It has also revived longstanding criticisms over items like its administrative budget, paid for from a 2.2 percent share of all the oil sold under the program, which has totaled more than $1 billion.
Then, there's William Safire asking us to follow the money:
http://www.nytimes.com/2003/04/21/opinion/21SAFI.html

"Sophisticated international blackmail" is what Senator Arlen Specter called it yesterday. Blackmail is the apt word: unless the U.S. and Britain turn over primary control of Iraq to the U.N. - none of this secondary "vital role" stuff - Chiracism threatens to hobble oil sales and prevent recovery.
Of course, not only is this body determined to undermine the US economy and US interests, but it insists that the US pay for the priviledge:
http://sfgate.com/cgi-bin/article.cgi?f=/g/a/2003/04/21/asparks.DTL

There are 191 member nations, including many with large and powerful economies, but, of course, when it comes to paying the bills, these countries seem to have gone AWOL -- the U.S. continues to pay 25 percent of the entire U.N. budget!

In July 1995, in Srebrenica, Bosnia, a U.N. peace-keeping battalion in a U.N.-declared "free zone" handed over 8,000 Muslim civilians to the Serbs, who promptly slaughtered them all. There was no U.N. inquiry to review that terrible human atrocity. Instead, soon after this massacre, Kofi Annan was awarded the Nobel Peace Prize.

## Dataset rows
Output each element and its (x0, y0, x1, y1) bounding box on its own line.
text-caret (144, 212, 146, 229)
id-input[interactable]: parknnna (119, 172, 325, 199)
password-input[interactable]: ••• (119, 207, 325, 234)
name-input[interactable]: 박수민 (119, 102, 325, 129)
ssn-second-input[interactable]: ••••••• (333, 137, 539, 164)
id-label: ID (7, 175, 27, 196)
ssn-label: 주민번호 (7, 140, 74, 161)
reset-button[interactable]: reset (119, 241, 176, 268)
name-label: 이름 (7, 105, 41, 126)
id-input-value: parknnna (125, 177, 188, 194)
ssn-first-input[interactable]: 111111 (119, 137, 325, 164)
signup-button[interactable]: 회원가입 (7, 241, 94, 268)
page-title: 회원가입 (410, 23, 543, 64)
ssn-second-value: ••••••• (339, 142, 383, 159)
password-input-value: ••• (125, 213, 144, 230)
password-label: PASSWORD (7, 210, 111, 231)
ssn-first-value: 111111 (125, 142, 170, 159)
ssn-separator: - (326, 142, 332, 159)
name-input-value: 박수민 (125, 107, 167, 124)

## Task goal
Can you repeat the full text about the U.N. and Iraq's oil sales, word for word?

## Final result
It has also revived longstanding criticisms over items like its administrative budget, paid for from a 2.2 percent share of all the oil sold under the program, which has totaled more than $1 billion.
Then, there's William Safire asking us to follow the money:
http://www.nytimes.com/2003/04/21/opinion/21SAFI.html

"Sophisticated international blackmail" is what Senator Arlen Specter called it yesterday. Blackmail is the apt word: unless the U.S. and Britain turn over primary control of Iraq to the U.N. - none of this secondary "vital role" stuff - Chiracism threatens to hobble oil sales and prevent recovery.
Of course, not only is this body determined to undermine the US economy and US interests, but it insists that the US pay for the priviledge:
http://sfgate.com/cgi-bin/article.cgi?f=/g/a/2003/04/21/asparks.DTL

There are 191 member nations, including many with large and powerful economies, but, of course, when it comes to paying the bills, these countries seem to have gone AWOL -- the U.S. continues to pay 25 percent of the entire U.N. budget!

In July 1995, in Srebrenica, Bosnia, a U.N. peace-keeping battalion in a U.N.-declared "free zone" handed over 8,000 Muslim civilians to the Serbs, who promptly slaughtered them all. There was no U.N. inquiry to review that terrible human atrocity. Instead, soon after this massacre, Kofi Annan was awarded the Nobel Peace Prize.